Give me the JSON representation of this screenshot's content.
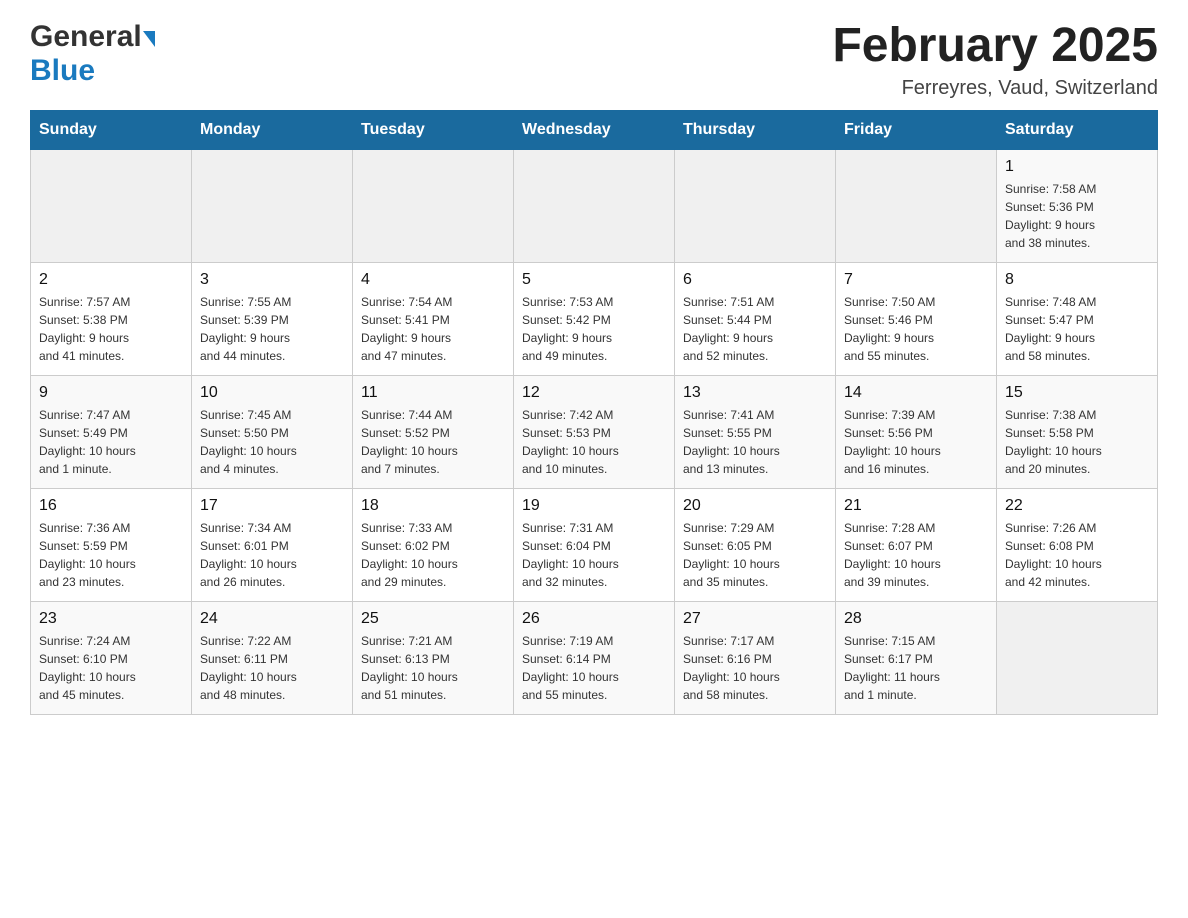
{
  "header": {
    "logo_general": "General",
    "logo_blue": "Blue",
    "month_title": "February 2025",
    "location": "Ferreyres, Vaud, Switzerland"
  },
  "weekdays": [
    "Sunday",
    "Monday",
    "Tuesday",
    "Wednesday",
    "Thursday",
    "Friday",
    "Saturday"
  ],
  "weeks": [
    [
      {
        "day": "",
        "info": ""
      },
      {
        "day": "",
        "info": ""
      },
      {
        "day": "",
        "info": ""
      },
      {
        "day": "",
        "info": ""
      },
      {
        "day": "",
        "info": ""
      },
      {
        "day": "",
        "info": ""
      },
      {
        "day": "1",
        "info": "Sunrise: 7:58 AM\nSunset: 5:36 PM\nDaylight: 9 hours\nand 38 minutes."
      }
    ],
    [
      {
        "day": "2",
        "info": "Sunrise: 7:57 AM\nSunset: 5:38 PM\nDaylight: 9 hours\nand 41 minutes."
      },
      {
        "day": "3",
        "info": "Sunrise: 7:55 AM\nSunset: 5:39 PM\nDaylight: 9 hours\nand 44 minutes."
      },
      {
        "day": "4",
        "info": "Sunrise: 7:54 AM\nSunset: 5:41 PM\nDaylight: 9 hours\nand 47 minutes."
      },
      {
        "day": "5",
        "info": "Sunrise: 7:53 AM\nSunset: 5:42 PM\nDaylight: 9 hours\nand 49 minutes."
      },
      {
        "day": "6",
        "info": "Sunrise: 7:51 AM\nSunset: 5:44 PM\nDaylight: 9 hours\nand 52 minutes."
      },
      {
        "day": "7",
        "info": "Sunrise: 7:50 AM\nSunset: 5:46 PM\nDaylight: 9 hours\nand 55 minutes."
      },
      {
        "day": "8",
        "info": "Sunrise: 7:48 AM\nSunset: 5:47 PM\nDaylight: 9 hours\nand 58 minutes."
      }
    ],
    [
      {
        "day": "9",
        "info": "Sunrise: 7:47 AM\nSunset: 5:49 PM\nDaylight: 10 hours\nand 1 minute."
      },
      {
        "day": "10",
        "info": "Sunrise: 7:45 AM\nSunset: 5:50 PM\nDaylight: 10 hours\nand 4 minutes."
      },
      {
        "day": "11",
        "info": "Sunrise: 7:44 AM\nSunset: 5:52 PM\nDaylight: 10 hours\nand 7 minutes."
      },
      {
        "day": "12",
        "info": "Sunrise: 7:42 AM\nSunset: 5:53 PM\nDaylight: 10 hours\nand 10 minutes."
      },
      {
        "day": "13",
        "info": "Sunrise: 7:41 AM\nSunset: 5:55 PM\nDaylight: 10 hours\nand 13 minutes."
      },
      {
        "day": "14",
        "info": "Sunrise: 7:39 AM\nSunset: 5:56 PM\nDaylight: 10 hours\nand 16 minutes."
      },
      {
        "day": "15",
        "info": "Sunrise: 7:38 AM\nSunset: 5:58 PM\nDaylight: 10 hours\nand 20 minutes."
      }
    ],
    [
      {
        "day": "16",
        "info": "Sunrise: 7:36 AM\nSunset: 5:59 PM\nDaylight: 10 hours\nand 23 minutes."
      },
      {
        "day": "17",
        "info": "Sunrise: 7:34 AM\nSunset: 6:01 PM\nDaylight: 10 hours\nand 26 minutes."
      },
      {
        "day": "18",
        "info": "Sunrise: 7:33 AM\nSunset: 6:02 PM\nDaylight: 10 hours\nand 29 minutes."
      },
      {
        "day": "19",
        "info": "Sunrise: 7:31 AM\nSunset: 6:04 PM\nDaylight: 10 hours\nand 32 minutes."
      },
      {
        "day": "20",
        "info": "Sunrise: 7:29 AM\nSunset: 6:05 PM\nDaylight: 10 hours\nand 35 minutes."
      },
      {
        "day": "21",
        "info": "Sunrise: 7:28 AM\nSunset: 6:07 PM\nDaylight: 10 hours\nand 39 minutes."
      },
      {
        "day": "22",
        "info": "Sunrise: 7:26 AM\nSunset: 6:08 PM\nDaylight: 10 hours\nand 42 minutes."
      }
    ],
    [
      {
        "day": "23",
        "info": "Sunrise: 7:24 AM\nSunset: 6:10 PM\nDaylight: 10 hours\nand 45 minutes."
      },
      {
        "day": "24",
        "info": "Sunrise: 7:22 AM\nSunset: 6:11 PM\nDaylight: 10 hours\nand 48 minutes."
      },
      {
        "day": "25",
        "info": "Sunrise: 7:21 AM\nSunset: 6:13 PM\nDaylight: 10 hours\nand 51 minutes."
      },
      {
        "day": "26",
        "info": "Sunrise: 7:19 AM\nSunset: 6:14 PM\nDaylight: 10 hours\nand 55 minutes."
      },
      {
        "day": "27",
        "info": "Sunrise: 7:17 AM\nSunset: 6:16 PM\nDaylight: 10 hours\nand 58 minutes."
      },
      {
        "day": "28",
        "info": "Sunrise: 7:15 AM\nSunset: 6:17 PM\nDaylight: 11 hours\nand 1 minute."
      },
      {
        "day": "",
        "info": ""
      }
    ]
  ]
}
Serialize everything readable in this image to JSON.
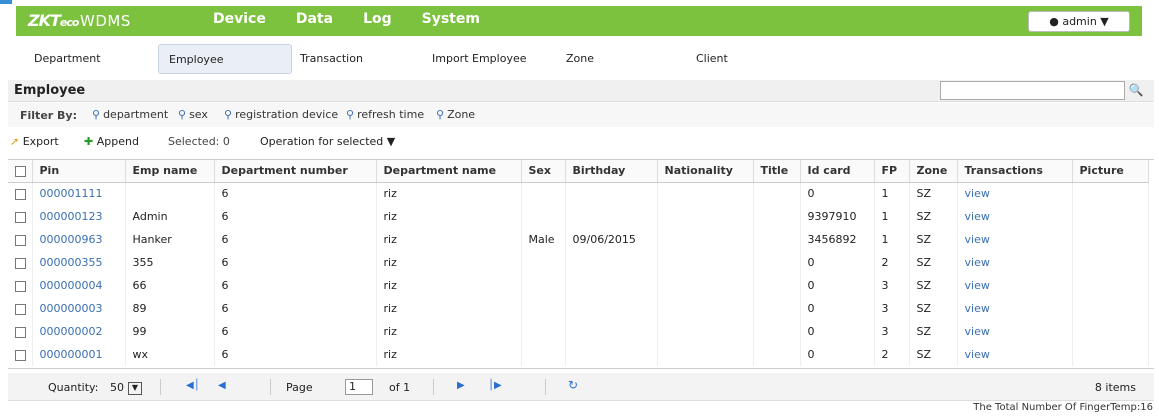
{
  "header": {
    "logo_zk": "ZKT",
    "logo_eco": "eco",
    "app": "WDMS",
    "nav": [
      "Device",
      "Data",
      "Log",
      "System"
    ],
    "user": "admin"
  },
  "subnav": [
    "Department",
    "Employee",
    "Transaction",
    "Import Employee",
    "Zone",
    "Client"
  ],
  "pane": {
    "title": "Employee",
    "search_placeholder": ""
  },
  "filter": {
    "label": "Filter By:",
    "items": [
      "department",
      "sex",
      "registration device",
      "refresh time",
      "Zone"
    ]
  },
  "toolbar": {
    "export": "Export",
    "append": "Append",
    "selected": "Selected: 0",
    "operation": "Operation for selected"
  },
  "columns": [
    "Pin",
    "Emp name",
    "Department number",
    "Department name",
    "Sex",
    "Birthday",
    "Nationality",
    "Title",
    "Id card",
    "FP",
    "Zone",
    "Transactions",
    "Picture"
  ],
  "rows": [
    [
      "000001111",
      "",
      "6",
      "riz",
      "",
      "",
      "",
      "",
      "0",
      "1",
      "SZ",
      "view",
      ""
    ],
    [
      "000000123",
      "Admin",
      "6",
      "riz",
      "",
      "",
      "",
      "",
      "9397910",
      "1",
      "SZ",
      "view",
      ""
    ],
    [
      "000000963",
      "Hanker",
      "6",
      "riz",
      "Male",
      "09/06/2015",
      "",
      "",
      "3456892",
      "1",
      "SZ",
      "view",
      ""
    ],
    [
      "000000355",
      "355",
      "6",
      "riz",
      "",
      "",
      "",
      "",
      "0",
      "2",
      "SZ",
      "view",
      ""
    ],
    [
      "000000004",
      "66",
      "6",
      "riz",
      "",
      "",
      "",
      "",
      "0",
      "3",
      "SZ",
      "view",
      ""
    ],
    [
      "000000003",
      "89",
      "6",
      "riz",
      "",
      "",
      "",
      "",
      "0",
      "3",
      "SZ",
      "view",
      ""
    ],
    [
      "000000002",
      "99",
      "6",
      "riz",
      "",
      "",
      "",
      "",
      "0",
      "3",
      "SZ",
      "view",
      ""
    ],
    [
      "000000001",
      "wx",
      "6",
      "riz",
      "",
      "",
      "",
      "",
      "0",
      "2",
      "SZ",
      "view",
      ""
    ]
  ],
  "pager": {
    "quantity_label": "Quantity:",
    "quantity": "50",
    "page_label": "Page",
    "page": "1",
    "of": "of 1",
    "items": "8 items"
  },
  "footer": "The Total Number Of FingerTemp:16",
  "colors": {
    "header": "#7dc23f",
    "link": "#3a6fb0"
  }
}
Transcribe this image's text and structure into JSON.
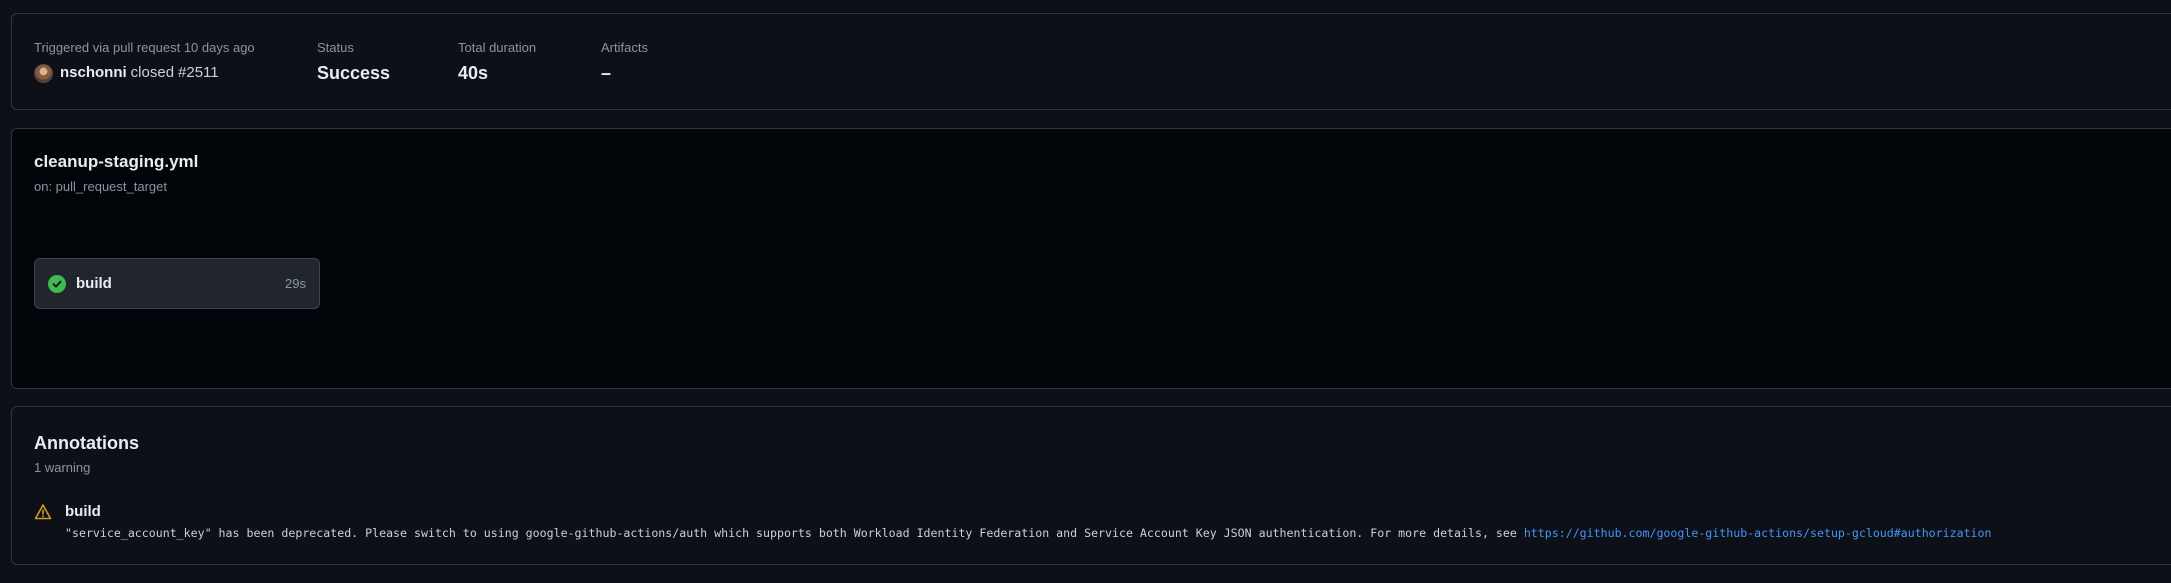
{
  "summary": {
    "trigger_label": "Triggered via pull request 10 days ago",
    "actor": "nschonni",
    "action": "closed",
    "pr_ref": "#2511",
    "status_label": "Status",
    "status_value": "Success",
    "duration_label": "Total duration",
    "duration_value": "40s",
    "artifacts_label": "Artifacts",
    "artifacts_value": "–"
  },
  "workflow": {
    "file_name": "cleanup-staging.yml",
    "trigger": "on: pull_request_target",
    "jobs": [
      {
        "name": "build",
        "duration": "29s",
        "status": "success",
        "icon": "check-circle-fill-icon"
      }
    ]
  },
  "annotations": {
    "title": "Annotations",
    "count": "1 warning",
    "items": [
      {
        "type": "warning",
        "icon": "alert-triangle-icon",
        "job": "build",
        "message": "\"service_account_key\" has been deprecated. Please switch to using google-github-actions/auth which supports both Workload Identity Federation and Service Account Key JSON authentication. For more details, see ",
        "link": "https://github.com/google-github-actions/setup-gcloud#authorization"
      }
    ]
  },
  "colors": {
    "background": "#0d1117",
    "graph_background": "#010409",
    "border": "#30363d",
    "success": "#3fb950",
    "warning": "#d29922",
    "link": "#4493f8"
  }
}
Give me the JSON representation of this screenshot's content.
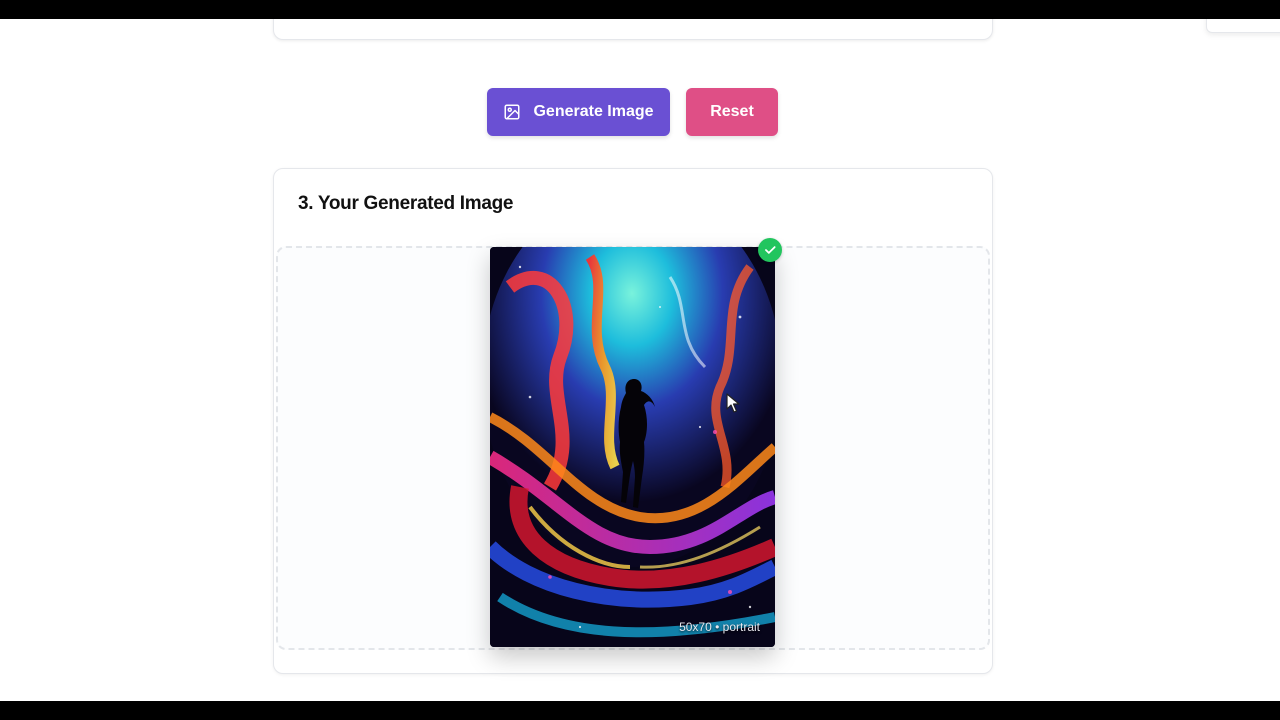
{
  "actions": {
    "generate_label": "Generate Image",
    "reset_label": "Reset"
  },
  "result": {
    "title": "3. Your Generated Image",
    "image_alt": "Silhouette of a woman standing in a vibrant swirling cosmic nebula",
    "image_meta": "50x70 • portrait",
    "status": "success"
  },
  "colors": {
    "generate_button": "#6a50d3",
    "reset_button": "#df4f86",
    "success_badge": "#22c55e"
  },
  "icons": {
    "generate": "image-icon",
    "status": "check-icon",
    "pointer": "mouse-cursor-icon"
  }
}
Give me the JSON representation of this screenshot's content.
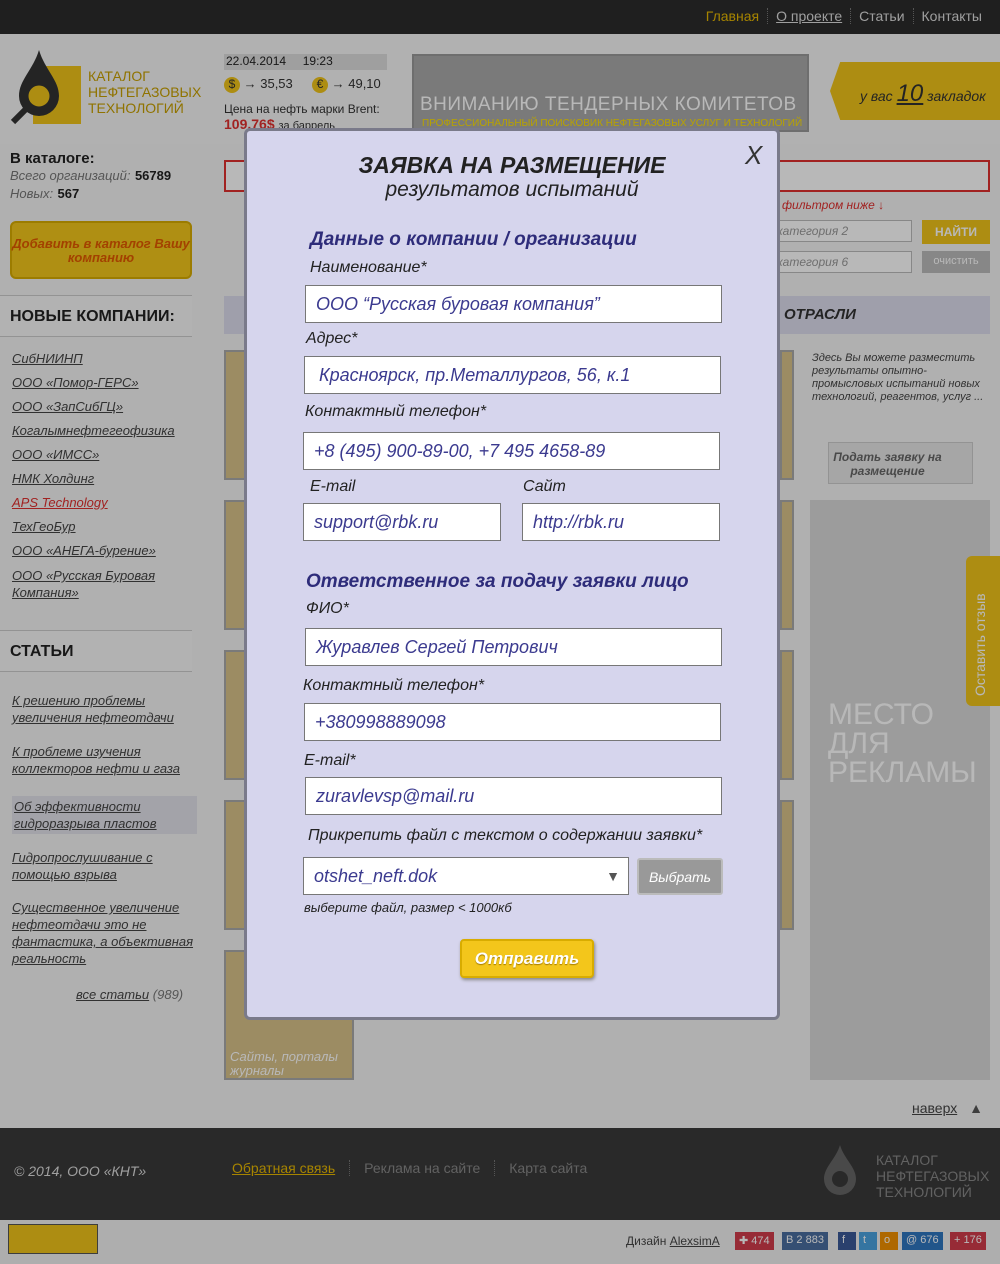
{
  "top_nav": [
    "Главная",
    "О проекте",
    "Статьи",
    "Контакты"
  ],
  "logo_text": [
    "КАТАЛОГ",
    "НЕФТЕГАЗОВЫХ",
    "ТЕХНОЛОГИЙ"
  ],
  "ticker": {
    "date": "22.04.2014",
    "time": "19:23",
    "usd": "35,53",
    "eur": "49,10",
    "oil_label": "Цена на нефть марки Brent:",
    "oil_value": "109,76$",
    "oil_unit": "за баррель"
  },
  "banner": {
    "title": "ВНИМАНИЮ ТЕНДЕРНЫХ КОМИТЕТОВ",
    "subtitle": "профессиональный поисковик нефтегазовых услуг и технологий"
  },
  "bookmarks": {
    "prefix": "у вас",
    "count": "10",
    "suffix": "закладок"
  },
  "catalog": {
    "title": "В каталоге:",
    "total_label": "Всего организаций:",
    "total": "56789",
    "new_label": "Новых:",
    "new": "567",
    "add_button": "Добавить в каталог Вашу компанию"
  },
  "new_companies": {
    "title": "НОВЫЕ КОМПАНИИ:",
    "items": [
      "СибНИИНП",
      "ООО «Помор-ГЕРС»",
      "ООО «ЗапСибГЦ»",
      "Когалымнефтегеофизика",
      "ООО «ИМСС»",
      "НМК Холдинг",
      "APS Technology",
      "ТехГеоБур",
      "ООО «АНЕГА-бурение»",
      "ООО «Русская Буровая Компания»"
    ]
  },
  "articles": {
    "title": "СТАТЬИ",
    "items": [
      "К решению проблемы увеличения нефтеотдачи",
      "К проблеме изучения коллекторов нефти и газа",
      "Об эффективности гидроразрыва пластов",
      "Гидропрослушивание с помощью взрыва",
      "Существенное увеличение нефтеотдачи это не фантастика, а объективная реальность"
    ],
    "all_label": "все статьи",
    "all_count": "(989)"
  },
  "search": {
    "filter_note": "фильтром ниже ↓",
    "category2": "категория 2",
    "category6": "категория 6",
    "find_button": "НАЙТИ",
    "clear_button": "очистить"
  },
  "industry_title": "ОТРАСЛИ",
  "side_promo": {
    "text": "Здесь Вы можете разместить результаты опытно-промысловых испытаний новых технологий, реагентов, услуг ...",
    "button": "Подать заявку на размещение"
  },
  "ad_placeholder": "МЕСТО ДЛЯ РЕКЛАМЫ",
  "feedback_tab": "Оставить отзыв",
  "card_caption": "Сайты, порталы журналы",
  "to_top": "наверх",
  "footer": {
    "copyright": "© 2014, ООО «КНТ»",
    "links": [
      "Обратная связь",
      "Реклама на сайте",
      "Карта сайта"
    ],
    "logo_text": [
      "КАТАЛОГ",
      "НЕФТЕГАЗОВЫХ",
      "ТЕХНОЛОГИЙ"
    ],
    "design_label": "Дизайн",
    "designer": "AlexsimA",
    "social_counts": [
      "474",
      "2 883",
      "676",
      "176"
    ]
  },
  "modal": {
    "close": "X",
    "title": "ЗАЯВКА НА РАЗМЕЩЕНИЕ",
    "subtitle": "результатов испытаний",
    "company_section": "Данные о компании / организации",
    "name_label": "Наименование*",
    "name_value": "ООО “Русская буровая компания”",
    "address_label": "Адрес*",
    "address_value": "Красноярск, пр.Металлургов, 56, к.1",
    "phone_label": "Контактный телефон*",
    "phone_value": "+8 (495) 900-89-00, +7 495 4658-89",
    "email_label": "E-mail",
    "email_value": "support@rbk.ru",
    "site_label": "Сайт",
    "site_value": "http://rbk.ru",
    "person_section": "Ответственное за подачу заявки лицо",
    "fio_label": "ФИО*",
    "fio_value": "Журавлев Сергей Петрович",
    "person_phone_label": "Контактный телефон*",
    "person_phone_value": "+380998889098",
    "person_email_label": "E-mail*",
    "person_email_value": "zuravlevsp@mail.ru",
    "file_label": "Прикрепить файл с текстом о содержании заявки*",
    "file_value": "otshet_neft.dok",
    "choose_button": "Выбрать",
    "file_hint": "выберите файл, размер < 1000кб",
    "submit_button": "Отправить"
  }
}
##########
> _WRITTEN INSTRUCTION_
Which lines include the word "Контактный"? Copy every one of them.

> _RESULT_
    "phone_label": "Контактный телефон*",
    "person_phone_label": "Контактный телефон*",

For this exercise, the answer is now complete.